» **GIVEN INSTRUCTION**:
Search the listing for the string "Tickets" and copy every line that contains it.

» **INPUT FOR THIS TASK**:
*-*-*
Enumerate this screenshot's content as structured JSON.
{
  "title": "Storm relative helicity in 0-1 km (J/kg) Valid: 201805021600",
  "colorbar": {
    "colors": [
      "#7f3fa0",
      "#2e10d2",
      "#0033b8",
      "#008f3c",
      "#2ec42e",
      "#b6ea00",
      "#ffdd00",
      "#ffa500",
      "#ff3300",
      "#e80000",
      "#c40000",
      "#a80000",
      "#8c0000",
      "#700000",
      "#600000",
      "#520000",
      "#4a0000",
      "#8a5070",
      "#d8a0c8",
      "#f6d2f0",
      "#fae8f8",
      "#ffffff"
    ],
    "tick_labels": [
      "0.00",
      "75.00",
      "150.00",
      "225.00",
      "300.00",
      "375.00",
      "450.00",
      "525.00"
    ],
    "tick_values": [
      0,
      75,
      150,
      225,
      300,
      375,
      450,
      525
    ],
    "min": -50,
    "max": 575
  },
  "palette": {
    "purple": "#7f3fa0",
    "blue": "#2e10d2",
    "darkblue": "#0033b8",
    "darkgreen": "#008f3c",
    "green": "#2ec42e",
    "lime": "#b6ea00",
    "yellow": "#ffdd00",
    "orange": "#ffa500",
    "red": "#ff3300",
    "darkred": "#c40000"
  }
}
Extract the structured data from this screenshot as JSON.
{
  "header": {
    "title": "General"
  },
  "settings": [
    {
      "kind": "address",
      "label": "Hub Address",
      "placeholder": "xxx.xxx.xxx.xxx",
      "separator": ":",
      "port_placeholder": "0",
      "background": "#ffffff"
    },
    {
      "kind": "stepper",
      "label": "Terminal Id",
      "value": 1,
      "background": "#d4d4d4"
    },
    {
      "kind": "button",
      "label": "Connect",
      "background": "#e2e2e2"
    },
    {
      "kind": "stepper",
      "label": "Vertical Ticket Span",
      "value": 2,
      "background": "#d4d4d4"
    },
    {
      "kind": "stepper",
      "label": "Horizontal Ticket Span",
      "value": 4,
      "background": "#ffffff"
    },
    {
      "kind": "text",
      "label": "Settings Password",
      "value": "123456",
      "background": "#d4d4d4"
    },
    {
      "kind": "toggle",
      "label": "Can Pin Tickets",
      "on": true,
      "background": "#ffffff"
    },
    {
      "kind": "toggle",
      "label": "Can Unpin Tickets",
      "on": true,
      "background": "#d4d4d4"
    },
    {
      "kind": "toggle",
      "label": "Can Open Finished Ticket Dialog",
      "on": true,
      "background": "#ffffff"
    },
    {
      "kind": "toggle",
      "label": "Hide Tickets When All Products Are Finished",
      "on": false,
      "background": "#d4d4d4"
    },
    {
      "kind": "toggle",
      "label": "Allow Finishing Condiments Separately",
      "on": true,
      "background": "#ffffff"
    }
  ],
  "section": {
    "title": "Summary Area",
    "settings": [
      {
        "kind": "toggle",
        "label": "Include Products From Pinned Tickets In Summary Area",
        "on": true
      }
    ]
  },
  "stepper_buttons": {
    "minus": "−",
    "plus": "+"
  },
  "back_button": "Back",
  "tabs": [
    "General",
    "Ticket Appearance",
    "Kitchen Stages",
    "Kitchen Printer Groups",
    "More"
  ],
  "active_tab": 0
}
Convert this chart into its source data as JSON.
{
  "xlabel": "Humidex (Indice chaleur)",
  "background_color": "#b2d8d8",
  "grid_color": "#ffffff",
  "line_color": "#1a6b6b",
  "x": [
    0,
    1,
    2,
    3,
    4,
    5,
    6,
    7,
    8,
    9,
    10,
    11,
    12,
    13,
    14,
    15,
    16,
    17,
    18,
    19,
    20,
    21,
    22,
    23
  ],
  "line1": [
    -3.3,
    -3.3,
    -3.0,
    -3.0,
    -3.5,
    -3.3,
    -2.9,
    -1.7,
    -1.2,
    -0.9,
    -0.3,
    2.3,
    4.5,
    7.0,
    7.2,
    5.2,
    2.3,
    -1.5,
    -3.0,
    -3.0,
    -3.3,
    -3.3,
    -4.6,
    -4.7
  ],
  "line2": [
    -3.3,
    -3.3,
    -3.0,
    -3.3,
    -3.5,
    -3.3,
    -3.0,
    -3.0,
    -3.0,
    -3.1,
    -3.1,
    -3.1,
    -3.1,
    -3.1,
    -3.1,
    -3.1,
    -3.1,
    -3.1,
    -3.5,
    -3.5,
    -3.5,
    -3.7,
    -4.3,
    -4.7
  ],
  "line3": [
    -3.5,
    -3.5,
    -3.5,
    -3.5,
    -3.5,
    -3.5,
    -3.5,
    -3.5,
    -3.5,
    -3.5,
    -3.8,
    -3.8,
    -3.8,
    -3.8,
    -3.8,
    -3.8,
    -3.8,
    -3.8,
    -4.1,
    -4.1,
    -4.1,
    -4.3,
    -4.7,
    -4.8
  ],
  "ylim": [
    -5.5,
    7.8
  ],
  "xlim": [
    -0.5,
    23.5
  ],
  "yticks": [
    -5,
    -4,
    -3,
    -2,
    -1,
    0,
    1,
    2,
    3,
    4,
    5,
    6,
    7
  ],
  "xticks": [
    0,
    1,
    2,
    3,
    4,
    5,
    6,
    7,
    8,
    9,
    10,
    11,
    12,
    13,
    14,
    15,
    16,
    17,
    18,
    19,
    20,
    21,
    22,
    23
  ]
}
*-*-*
» **WRITTEN ANSWER**:
      "label": "Can Pin Tickets",
      "label": "Can Unpin Tickets",
      "label": "Hide Tickets When All Products Are Finished",
        "label": "Include Products From Pinned Tickets In Summary Area",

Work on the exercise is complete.